* Work to be completed: The data below is to be returned in full and exactly.

* Stored records:
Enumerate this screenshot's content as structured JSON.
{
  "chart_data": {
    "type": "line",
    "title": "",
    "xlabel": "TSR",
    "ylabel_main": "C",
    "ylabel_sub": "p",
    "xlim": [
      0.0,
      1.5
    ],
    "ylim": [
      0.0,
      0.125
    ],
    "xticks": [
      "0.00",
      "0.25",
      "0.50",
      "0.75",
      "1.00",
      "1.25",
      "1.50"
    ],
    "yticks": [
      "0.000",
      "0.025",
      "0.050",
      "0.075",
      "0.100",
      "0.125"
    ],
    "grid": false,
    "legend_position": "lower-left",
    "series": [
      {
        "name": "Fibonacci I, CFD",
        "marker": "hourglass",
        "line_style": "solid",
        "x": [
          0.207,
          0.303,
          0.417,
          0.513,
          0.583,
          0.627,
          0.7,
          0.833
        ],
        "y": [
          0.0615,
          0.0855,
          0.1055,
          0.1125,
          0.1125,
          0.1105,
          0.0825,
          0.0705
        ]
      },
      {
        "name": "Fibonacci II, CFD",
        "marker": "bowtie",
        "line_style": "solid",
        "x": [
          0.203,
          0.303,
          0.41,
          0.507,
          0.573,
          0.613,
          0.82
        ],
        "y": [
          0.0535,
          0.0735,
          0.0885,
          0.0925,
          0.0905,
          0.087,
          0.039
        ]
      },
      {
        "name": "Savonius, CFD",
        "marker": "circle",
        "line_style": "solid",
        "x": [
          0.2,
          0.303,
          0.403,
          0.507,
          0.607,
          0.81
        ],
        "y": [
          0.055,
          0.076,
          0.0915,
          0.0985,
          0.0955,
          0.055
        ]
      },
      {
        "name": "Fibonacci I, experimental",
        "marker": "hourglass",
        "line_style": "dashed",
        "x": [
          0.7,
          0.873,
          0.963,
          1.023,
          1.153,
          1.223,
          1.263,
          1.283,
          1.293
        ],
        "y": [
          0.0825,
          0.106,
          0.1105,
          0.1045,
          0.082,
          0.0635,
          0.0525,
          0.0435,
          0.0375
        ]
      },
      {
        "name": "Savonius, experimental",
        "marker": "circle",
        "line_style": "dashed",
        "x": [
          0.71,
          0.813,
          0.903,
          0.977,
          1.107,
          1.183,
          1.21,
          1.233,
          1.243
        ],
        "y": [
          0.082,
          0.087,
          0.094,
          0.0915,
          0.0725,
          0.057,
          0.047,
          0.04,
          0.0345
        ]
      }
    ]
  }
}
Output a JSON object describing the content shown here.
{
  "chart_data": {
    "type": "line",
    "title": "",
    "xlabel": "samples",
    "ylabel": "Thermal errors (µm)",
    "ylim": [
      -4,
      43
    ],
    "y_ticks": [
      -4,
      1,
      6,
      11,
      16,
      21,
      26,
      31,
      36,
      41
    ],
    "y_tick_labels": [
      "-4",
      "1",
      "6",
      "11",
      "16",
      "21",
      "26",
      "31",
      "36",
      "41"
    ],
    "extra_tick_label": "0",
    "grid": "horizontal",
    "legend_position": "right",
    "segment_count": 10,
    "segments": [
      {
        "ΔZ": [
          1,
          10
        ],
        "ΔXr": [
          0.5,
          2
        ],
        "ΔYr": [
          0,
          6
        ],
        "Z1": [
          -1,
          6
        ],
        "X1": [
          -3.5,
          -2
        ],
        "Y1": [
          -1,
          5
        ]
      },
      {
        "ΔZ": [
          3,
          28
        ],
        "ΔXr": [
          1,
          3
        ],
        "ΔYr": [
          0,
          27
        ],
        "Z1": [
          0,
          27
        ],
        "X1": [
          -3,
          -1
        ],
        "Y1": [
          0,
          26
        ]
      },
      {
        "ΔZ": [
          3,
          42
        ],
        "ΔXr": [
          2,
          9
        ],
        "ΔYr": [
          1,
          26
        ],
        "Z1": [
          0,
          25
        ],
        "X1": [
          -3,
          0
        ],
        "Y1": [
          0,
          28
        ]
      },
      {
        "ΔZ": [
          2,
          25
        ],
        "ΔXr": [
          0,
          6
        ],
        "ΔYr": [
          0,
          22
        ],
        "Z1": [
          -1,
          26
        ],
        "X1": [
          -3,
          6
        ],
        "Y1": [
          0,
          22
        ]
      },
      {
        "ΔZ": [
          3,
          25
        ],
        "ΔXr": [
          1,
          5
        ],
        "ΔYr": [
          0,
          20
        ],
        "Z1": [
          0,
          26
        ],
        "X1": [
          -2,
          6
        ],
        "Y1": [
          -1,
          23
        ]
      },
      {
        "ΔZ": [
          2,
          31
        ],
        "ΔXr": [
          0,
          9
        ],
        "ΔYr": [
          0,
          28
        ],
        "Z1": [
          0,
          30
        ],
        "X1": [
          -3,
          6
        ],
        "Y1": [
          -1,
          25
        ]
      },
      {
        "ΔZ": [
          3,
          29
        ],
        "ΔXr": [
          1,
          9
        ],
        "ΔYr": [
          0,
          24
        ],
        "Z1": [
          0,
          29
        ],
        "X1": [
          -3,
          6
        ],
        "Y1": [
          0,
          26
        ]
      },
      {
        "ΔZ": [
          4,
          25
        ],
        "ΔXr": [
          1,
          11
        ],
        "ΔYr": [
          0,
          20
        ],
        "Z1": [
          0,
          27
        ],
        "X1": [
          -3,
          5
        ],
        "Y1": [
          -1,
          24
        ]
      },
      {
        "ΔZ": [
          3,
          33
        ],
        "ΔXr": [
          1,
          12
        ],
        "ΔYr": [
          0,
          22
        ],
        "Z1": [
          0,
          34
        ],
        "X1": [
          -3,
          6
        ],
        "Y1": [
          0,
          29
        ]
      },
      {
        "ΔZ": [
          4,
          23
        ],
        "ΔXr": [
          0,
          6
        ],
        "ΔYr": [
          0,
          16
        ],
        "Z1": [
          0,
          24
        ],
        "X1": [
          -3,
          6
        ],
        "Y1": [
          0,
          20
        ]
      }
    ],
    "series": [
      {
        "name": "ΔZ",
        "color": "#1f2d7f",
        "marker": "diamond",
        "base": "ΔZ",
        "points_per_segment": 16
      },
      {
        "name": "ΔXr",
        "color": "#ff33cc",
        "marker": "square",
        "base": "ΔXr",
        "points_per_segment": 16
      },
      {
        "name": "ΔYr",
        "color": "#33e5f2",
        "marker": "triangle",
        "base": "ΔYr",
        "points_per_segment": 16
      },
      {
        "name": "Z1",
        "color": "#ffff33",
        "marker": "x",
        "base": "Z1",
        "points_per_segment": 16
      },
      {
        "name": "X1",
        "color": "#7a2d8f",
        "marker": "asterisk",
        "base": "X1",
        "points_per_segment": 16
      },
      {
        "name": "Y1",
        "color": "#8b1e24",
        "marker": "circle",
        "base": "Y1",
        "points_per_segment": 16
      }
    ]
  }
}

* Final answer:
Enumerate this screenshot's content as structured JSON.
{
  "chart_data": {
    "type": "line",
    "title": "",
    "xlabel": "TSR",
    "ylabel_main": "C",
    "ylabel_sub": "p",
    "xlim": [
      0.0,
      1.5
    ],
    "ylim": [
      0.0,
      0.125
    ],
    "xticks": [
      "0.00",
      "0.25",
      "0.50",
      "0.75",
      "1.00",
      "1.25",
      "1.50"
    ],
    "yticks": [
      "0.000",
      "0.025",
      "0.050",
      "0.075",
      "0.100",
      "0.125"
    ],
    "grid": false,
    "legend_position": "lower-left",
    "series": [
      {
        "name": "Fibonacci I, CFD",
        "marker": "hourglass",
        "line_style": "solid",
        "x": [
          0.207,
          0.303,
          0.417,
          0.513,
          0.583,
          0.627,
          0.7,
          0.833
        ],
        "y": [
          0.0615,
          0.0855,
          0.1055,
          0.1125,
          0.1125,
          0.1105,
          0.0825,
          0.0705
        ]
      },
      {
        "name": "Fibonacci II, CFD",
        "marker": "bowtie",
        "line_style": "solid",
        "x": [
          0.203,
          0.303,
          0.41,
          0.507,
          0.573,
          0.613,
          0.82
        ],
        "y": [
          0.0535,
          0.0735,
          0.0885,
          0.0925,
          0.0905,
          0.087,
          0.039
        ]
      },
      {
        "name": "Savonius, CFD",
        "marker": "circle",
        "line_style": "solid",
        "x": [
          0.2,
          0.303,
          0.403,
          0.507,
          0.607,
          0.81
        ],
        "y": [
          0.055,
          0.076,
          0.0915,
          0.0985,
          0.0955,
          0.055
        ]
      },
      {
        "name": "Fibonacci I, experimental",
        "marker": "hourglass",
        "line_style": "dashed",
        "x": [
          0.7,
          0.873,
          0.963,
          1.023,
          1.153,
          1.223,
          1.263,
          1.283,
          1.293
        ],
        "y": [
          0.0825,
          0.106,
          0.1105,
          0.1045,
          0.082,
          0.0635,
          0.0525,
          0.0435,
          0.0375
        ]
      },
      {
        "name": "Savonius, experimental",
        "marker": "circle",
        "line_style": "dashed",
        "x": [
          0.71,
          0.813,
          0.903,
          0.977,
          1.107,
          1.183,
          1.21,
          1.233,
          1.243
        ],
        "y": [
          0.082,
          0.087,
          0.094,
          0.0915,
          0.0725,
          0.057,
          0.047,
          0.04,
          0.0345
        ]
      }
    ]
  }
}
Output a JSON object describing the content shown here.
{
  "chart_data": {
    "type": "line",
    "title": "",
    "xlabel": "samples",
    "ylabel": "Thermal errors (µm)",
    "ylim": [
      -4,
      43
    ],
    "y_ticks": [
      -4,
      1,
      6,
      11,
      16,
      21,
      26,
      31,
      36,
      41
    ],
    "y_tick_labels": [
      "-4",
      "1",
      "6",
      "11",
      "16",
      "21",
      "26",
      "31",
      "36",
      "41"
    ],
    "extra_tick_label": "0",
    "grid": "horizontal",
    "legend_position": "right",
    "segment_count": 10,
    "segments": [
      {
        "ΔZ": [
          1,
          10
        ],
        "ΔXr": [
          0.5,
          2
        ],
        "ΔYr": [
          0,
          6
        ],
        "Z1": [
          -1,
          6
        ],
        "X1": [
          -3.5,
          -2
        ],
        "Y1": [
          -1,
          5
        ]
      },
      {
        "ΔZ": [
          3,
          28
        ],
        "ΔXr": [
          1,
          3
        ],
        "ΔYr": [
          0,
          27
        ],
        "Z1": [
          0,
          27
        ],
        "X1": [
          -3,
          -1
        ],
        "Y1": [
          0,
          26
        ]
      },
      {
        "ΔZ": [
          3,
          42
        ],
        "ΔXr": [
          2,
          9
        ],
        "ΔYr": [
          1,
          26
        ],
        "Z1": [
          0,
          25
        ],
        "X1": [
          -3,
          0
        ],
        "Y1": [
          0,
          28
        ]
      },
      {
        "ΔZ": [
          2,
          25
        ],
        "ΔXr": [
          0,
          6
        ],
        "ΔYr": [
          0,
          22
        ],
        "Z1": [
          -1,
          26
        ],
        "X1": [
          -3,
          6
        ],
        "Y1": [
          0,
          22
        ]
      },
      {
        "ΔZ": [
          3,
          25
        ],
        "ΔXr": [
          1,
          5
        ],
        "ΔYr": [
          0,
          20
        ],
        "Z1": [
          0,
          26
        ],
        "X1": [
          -2,
          6
        ],
        "Y1": [
          -1,
          23
        ]
      },
      {
        "ΔZ": [
          2,
          31
        ],
        "ΔXr": [
          0,
          9
        ],
        "ΔYr": [
          0,
          28
        ],
        "Z1": [
          0,
          30
        ],
        "X1": [
          -3,
          6
        ],
        "Y1": [
          -1,
          25
        ]
      },
      {
        "ΔZ": [
          3,
          29
        ],
        "ΔXr": [
          1,
          9
        ],
        "ΔYr": [
          0,
          24
        ],
        "Z1": [
          0,
          29
        ],
        "X1": [
          -3,
          6
        ],
        "Y1": [
          0,
          26
        ]
      },
      {
        "ΔZ": [
          4,
          25
        ],
        "ΔXr": [
          1,
          11
        ],
        "ΔYr": [
          0,
          20
        ],
        "Z1": [
          0,
          27
        ],
        "X1": [
          -3,
          5
        ],
        "Y1": [
          -1,
          24
        ]
      },
      {
        "ΔZ": [
          3,
          33
        ],
        "ΔXr": [
          1,
          12
        ],
        "ΔYr": [
          0,
          22
        ],
        "Z1": [
          0,
          34
        ],
        "X1": [
          -3,
          6
        ],
        "Y1": [
          0,
          29
        ]
      },
      {
        "ΔZ": [
          4,
          23
        ],
        "ΔXr": [
          0,
          6
        ],
        "ΔYr": [
          0,
          16
        ],
        "Z1": [
          0,
          24
        ],
        "X1": [
          -3,
          6
        ],
        "Y1": [
          0,
          20
        ]
      }
    ],
    "series": [
      {
        "name": "ΔZ",
        "color": "#1f2d7f",
        "marker": "diamond",
        "base": "ΔZ",
        "points_per_segment": 16
      },
      {
        "name": "ΔXr",
        "color": "#ff33cc",
        "marker": "square",
        "base": "ΔXr",
        "points_per_segment": 16
      },
      {
        "name": "ΔYr",
        "color": "#33e5f2",
        "marker": "triangle",
        "base": "ΔYr",
        "points_per_segment": 16
      },
      {
        "name": "Z1",
        "color": "#ffff33",
        "marker": "x",
        "base": "Z1",
        "points_per_segment": 16
      },
      {
        "name": "X1",
        "color": "#7a2d8f",
        "marker": "asterisk",
        "base": "X1",
        "points_per_segment": 16
      },
      {
        "name": "Y1",
        "color": "#8b1e24",
        "marker": "circle",
        "base": "Y1",
        "points_per_segment": 16
      }
    ]
  }
}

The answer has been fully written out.